- **Exercise goal**: The entries below should be transcribed in their entirety, exactly as written.

- **Input records**:
↓

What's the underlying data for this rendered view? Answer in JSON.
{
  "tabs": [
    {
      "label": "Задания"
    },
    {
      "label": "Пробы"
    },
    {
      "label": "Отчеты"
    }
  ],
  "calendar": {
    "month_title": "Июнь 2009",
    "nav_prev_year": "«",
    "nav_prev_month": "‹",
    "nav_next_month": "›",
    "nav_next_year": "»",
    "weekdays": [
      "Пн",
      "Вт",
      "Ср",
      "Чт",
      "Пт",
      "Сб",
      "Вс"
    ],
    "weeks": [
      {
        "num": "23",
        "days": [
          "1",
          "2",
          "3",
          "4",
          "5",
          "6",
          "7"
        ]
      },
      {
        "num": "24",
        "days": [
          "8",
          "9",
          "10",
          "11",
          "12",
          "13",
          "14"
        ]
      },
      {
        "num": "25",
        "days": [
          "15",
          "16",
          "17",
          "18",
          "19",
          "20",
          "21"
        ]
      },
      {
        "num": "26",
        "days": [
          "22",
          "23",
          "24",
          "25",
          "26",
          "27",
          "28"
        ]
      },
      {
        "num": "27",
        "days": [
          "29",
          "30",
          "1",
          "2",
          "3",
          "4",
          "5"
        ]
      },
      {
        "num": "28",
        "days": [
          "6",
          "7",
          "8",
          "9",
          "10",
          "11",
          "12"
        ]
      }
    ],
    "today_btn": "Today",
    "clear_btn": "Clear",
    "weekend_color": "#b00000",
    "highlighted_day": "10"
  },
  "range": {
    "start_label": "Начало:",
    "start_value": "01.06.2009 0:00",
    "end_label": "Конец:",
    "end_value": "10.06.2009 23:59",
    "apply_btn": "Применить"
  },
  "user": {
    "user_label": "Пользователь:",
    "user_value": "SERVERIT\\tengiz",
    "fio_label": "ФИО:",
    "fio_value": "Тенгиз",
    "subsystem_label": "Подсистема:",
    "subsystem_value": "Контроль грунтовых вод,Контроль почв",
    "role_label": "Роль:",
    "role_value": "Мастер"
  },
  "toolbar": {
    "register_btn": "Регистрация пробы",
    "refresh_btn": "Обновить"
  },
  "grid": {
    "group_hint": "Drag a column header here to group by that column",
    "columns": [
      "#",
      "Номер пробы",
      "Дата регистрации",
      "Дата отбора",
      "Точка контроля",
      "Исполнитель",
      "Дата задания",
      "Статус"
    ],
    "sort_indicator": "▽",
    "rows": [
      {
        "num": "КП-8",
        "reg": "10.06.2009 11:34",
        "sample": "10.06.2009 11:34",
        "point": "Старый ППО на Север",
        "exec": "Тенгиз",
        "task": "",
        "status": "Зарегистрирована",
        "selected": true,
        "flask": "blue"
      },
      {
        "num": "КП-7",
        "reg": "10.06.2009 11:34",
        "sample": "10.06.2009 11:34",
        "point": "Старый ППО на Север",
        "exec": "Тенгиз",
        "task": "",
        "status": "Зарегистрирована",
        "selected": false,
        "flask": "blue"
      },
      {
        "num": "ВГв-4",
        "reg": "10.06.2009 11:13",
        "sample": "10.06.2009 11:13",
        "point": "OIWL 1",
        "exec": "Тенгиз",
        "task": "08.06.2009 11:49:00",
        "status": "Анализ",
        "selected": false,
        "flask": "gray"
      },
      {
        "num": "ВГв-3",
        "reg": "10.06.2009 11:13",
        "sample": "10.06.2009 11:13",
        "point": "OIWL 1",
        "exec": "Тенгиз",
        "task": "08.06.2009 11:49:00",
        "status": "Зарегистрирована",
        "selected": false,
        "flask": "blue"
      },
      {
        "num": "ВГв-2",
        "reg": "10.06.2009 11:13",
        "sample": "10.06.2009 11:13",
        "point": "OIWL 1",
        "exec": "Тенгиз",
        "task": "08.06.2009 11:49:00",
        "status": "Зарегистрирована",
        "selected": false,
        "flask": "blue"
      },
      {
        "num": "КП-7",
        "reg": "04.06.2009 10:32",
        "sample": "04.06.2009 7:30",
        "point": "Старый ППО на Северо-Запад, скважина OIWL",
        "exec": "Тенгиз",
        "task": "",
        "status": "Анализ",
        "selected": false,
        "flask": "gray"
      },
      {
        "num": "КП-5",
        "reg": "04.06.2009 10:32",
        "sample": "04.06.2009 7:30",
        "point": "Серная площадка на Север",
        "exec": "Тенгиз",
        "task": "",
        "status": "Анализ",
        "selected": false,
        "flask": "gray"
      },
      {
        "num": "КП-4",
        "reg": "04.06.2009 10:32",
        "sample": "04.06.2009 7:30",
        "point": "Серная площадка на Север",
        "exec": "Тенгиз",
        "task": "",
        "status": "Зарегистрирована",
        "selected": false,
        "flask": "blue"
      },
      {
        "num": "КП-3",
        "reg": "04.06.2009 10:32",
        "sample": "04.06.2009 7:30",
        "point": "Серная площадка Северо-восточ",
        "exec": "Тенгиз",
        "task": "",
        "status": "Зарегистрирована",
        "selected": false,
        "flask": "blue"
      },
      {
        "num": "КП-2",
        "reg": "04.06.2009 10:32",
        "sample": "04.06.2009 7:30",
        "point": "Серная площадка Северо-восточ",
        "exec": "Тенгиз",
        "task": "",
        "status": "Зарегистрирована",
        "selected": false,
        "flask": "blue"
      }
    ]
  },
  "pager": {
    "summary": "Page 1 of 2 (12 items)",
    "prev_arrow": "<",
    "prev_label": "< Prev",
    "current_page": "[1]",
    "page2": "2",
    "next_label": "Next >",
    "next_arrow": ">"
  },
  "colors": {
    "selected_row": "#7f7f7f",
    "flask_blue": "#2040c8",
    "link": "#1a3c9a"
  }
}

↑

- **Completed task**:
What's the underlying data for this rendered view? Answer in JSON.
{
  "tabs": [
    {
      "label": "Задания"
    },
    {
      "label": "Пробы"
    },
    {
      "label": "Отчеты"
    }
  ],
  "calendar": {
    "month_title": "Июнь 2009",
    "nav_prev_year": "«",
    "nav_prev_month": "‹",
    "nav_next_month": "›",
    "nav_next_year": "»",
    "weekdays": [
      "Пн",
      "Вт",
      "Ср",
      "Чт",
      "Пт",
      "Сб",
      "Вс"
    ],
    "weeks": [
      {
        "num": "23",
        "days": [
          "1",
          "2",
          "3",
          "4",
          "5",
          "6",
          "7"
        ]
      },
      {
        "num": "24",
        "days": [
          "8",
          "9",
          "10",
          "11",
          "12",
          "13",
          "14"
        ]
      },
      {
        "num": "25",
        "days": [
          "15",
          "16",
          "17",
          "18",
          "19",
          "20",
          "21"
        ]
      },
      {
        "num": "26",
        "days": [
          "22",
          "23",
          "24",
          "25",
          "26",
          "27",
          "28"
        ]
      },
      {
        "num": "27",
        "days": [
          "29",
          "30",
          "1",
          "2",
          "3",
          "4",
          "5"
        ]
      },
      {
        "num": "28",
        "days": [
          "6",
          "7",
          "8",
          "9",
          "10",
          "11",
          "12"
        ]
      }
    ],
    "today_btn": "Today",
    "clear_btn": "Clear",
    "weekend_color": "#b00000",
    "highlighted_day": "10"
  },
  "range": {
    "start_label": "Начало:",
    "start_value": "01.06.2009 0:00",
    "end_label": "Конец:",
    "end_value": "10.06.2009 23:59",
    "apply_btn": "Применить"
  },
  "user": {
    "user_label": "Пользователь:",
    "user_value": "SERVERIT\\tengiz",
    "fio_label": "ФИО:",
    "fio_value": "Тенгиз",
    "subsystem_label": "Подсистема:",
    "subsystem_value": "Контроль грунтовых вод,Контроль почв",
    "role_label": "Роль:",
    "role_value": "Мастер"
  },
  "toolbar": {
    "register_btn": "Регистрация пробы",
    "refresh_btn": "Обновить"
  },
  "grid": {
    "group_hint": "Drag a column header here to group by that column",
    "columns": [
      "#",
      "Номер пробы",
      "Дата регистрации",
      "Дата отбора",
      "Точка контроля",
      "Исполнитель",
      "Дата задания",
      "Статус"
    ],
    "sort_indicator": "▽",
    "rows": [
      {
        "num": "КП-8",
        "reg": "10.06.2009 11:34",
        "sample": "10.06.2009 11:34",
        "point": "Старый ППО на Север",
        "exec": "Тенгиз",
        "task": "",
        "status": "Зарегистрирована",
        "selected": true,
        "flask": "blue"
      },
      {
        "num": "КП-7",
        "reg": "10.06.2009 11:34",
        "sample": "10.06.2009 11:34",
        "point": "Старый ППО на Север",
        "exec": "Тенгиз",
        "task": "",
        "status": "Зарегистрирована",
        "selected": false,
        "flask": "blue"
      },
      {
        "num": "ВГв-4",
        "reg": "10.06.2009 11:13",
        "sample": "10.06.2009 11:13",
        "point": "OIWL 1",
        "exec": "Тенгиз",
        "task": "08.06.2009 11:49:00",
        "status": "Анализ",
        "selected": false,
        "flask": "gray"
      },
      {
        "num": "ВГв-3",
        "reg": "10.06.2009 11:13",
        "sample": "10.06.2009 11:13",
        "point": "OIWL 1",
        "exec": "Тенгиз",
        "task": "08.06.2009 11:49:00",
        "status": "Зарегистрирована",
        "selected": false,
        "flask": "blue"
      },
      {
        "num": "ВГв-2",
        "reg": "10.06.2009 11:13",
        "sample": "10.06.2009 11:13",
        "point": "OIWL 1",
        "exec": "Тенгиз",
        "task": "08.06.2009 11:49:00",
        "status": "Зарегистрирована",
        "selected": false,
        "flask": "blue"
      },
      {
        "num": "КП-7",
        "reg": "04.06.2009 10:32",
        "sample": "04.06.2009 7:30",
        "point": "Старый ППО на Северо-Запад, скважина OIWL",
        "exec": "Тенгиз",
        "task": "",
        "status": "Анализ",
        "selected": false,
        "flask": "gray"
      },
      {
        "num": "КП-5",
        "reg": "04.06.2009 10:32",
        "sample": "04.06.2009 7:30",
        "point": "Серная площадка на Север",
        "exec": "Тенгиз",
        "task": "",
        "status": "Анализ",
        "selected": false,
        "flask": "gray"
      },
      {
        "num": "КП-4",
        "reg": "04.06.2009 10:32",
        "sample": "04.06.2009 7:30",
        "point": "Серная площадка на Север",
        "exec": "Тенгиз",
        "task": "",
        "status": "Зарегистрирована",
        "selected": false,
        "flask": "blue"
      },
      {
        "num": "КП-3",
        "reg": "04.06.2009 10:32",
        "sample": "04.06.2009 7:30",
        "point": "Серная площадка Северо-восточ",
        "exec": "Тенгиз",
        "task": "",
        "status": "Зарегистрирована",
        "selected": false,
        "flask": "blue"
      },
      {
        "num": "КП-2",
        "reg": "04.06.2009 10:32",
        "sample": "04.06.2009 7:30",
        "point": "Серная площадка Северо-восточ",
        "exec": "Тенгиз",
        "task": "",
        "status": "Зарегистрирована",
        "selected": false,
        "flask": "blue"
      }
    ]
  },
  "pager": {
    "summary": "Page 1 of 2 (12 items)",
    "prev_arrow": "<",
    "prev_label": "< Prev",
    "current_page": "[1]",
    "page2": "2",
    "next_label": "Next >",
    "next_arrow": ">"
  },
  "colors": {
    "selected_row": "#7f7f7f",
    "flask_blue": "#2040c8",
    "link": "#1a3c9a"
  }
}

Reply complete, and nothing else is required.